● Problem description
Keep only the lines of the data below that contain "speed", and copy them.

● Provided entries

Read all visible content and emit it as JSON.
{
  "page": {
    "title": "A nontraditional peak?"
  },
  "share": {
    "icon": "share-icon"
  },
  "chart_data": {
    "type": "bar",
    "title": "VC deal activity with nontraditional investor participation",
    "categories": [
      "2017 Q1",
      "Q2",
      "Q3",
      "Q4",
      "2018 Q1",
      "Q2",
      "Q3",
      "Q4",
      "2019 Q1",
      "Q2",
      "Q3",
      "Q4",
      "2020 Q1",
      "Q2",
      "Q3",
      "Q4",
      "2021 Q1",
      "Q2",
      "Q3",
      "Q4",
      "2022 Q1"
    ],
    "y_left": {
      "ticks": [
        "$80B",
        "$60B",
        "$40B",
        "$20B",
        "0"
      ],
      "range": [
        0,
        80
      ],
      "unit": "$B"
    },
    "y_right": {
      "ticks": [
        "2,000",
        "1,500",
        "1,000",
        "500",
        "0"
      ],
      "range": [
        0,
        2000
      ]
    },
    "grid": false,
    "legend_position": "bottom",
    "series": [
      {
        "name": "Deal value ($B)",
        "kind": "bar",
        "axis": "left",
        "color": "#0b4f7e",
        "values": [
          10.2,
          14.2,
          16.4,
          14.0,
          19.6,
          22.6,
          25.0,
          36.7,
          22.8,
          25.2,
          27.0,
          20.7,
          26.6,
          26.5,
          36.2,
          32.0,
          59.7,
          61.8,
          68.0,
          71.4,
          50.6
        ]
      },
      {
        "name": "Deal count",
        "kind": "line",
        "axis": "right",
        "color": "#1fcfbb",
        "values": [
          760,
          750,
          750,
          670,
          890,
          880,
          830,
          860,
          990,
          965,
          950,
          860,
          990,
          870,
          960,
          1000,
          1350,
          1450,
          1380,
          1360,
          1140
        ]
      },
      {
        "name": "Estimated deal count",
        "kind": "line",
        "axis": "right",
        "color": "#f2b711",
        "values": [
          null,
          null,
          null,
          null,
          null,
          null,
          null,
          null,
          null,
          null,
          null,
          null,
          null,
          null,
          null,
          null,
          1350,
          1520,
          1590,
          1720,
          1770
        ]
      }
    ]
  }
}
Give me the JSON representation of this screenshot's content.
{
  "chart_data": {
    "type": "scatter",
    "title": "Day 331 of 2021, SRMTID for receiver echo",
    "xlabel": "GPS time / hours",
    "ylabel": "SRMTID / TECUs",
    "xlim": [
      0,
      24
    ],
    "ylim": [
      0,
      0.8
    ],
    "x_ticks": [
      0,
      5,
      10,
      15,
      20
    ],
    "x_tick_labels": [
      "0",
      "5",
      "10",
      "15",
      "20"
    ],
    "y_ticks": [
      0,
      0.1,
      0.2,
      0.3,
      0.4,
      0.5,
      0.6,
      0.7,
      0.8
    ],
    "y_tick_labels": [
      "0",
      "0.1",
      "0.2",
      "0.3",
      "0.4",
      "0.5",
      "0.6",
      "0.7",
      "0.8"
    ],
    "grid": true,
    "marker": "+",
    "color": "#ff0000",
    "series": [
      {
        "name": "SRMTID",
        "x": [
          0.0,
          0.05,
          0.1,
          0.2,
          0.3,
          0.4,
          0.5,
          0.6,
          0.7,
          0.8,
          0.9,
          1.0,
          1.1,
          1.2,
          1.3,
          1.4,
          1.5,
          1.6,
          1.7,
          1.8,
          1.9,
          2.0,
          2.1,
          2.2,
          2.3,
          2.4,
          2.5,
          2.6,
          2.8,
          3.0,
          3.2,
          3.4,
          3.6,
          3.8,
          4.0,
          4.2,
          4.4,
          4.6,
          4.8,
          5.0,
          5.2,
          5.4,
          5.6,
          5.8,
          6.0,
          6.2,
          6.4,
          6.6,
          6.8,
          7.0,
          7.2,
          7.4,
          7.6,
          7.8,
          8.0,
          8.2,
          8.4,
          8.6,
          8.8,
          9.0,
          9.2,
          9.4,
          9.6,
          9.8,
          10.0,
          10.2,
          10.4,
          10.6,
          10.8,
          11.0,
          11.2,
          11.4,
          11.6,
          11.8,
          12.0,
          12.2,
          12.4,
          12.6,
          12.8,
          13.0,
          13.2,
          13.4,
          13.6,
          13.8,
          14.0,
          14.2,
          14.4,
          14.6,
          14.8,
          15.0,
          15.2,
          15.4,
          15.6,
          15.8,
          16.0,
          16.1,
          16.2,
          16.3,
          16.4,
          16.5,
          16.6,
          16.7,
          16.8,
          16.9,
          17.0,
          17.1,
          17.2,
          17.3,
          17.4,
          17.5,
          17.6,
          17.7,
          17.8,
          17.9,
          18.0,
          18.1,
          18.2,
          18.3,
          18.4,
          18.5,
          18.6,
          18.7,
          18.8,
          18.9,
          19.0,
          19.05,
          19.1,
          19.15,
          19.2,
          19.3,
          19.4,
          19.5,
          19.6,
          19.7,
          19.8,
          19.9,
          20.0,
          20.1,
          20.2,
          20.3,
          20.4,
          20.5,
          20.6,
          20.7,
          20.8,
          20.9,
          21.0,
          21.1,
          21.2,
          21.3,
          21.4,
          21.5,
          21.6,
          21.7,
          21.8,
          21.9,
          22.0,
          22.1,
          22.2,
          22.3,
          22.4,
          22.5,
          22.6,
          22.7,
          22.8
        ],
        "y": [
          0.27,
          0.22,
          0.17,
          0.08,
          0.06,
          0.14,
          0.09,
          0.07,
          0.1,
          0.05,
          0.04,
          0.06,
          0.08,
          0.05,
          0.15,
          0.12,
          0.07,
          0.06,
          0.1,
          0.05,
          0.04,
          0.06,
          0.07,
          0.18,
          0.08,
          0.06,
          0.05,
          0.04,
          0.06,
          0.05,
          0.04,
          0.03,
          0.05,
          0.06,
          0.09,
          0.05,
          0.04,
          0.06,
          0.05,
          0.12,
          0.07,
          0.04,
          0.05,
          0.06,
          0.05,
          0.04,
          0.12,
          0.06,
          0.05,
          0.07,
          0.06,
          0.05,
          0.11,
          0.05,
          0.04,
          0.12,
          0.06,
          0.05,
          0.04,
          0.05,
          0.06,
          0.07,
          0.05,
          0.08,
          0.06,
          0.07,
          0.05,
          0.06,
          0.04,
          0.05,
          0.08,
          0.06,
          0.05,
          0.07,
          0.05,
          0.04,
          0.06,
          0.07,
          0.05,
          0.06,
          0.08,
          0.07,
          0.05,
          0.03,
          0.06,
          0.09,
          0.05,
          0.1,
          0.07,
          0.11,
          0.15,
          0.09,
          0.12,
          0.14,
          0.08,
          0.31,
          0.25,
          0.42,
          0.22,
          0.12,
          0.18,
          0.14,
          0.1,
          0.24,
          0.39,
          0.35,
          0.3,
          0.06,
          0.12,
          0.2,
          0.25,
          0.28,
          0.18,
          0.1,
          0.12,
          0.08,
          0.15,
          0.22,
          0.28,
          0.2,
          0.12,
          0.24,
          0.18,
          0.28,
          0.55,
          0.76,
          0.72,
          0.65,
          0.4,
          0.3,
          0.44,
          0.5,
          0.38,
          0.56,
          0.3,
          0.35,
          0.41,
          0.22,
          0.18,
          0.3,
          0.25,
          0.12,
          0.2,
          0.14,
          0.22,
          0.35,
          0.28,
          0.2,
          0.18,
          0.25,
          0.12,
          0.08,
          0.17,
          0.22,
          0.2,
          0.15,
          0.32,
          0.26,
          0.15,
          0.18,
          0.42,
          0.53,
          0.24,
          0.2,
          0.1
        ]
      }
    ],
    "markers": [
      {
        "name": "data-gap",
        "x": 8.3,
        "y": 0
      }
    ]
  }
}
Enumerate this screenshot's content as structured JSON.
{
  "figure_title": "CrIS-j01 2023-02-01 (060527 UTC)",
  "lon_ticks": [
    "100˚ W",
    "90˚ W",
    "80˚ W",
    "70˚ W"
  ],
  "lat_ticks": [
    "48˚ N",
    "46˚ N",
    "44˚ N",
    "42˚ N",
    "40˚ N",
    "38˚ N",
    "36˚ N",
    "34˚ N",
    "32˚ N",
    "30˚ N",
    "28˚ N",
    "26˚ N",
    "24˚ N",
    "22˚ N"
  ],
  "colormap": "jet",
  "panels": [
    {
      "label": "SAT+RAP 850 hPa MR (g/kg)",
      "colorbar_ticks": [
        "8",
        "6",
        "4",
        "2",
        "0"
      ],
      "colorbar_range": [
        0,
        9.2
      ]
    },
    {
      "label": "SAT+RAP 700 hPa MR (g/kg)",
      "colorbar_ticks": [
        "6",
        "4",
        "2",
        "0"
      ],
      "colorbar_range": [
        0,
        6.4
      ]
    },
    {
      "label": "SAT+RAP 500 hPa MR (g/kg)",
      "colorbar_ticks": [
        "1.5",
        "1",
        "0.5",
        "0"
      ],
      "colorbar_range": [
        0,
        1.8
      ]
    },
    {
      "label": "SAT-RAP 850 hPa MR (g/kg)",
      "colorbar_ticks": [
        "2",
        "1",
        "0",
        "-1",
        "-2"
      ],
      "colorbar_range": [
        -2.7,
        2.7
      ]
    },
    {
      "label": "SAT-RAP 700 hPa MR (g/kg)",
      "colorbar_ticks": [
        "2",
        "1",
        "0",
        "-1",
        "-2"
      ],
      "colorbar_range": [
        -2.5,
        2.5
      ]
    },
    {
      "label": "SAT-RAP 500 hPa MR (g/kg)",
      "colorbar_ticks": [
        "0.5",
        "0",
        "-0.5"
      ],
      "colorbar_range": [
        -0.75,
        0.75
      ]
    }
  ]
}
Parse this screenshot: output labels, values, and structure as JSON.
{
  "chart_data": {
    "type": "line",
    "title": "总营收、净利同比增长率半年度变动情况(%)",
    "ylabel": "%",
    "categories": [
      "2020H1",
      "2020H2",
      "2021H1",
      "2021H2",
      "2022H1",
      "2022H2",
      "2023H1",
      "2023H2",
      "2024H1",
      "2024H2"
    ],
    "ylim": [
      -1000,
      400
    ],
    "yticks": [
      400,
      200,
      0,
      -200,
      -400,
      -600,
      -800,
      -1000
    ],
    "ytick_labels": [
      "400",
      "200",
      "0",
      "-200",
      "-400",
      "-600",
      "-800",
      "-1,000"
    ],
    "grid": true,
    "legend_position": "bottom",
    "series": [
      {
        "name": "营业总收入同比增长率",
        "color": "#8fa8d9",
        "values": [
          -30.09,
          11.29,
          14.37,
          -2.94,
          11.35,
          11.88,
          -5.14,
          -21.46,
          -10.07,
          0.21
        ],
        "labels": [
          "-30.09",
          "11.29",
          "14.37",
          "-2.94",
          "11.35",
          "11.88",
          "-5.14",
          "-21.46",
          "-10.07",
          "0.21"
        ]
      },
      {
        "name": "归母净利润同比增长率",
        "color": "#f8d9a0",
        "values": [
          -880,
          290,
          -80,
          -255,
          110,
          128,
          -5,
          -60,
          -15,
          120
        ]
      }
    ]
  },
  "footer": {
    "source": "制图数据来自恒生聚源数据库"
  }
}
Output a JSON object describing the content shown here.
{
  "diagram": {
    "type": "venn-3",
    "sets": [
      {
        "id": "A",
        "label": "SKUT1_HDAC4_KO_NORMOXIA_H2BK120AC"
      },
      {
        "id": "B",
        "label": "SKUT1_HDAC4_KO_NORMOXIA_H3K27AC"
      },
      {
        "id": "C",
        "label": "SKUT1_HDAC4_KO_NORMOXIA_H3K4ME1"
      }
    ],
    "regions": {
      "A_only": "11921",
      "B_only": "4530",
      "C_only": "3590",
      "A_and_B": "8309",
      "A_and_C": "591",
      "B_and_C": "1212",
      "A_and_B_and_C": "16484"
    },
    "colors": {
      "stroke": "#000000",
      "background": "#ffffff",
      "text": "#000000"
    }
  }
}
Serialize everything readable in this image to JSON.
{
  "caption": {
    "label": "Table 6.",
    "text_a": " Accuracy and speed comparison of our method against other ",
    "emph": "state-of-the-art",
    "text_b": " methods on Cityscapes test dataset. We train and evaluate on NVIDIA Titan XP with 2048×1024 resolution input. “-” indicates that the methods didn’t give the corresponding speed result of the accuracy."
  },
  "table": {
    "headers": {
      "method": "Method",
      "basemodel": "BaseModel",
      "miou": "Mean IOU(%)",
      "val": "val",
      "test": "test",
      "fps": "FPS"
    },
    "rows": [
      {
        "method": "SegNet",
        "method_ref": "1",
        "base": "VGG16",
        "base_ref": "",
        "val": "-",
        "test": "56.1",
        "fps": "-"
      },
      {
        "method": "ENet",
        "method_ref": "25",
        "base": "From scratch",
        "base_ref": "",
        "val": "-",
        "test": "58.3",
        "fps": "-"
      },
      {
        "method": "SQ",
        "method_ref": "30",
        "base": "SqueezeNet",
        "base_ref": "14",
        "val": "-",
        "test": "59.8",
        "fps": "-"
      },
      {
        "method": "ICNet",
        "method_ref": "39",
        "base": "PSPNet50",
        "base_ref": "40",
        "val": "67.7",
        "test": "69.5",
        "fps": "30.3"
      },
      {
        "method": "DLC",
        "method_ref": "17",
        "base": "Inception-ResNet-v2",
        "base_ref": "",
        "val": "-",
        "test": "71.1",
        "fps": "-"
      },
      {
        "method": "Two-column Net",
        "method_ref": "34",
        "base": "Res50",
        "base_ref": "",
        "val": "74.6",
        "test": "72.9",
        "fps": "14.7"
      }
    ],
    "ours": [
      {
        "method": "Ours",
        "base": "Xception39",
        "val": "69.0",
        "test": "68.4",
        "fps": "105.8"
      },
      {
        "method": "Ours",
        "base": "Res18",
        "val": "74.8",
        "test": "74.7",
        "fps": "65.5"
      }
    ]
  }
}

● Exercise solution
    "text_a": " Accuracy and speed comparison of our method against other ",
    "text_b": " methods on Cityscapes test dataset. We train and evaluate on NVIDIA Titan XP with 2048×1024 resolution input. “-” indicates that the methods didn’t give the corresponding speed result of the accuracy."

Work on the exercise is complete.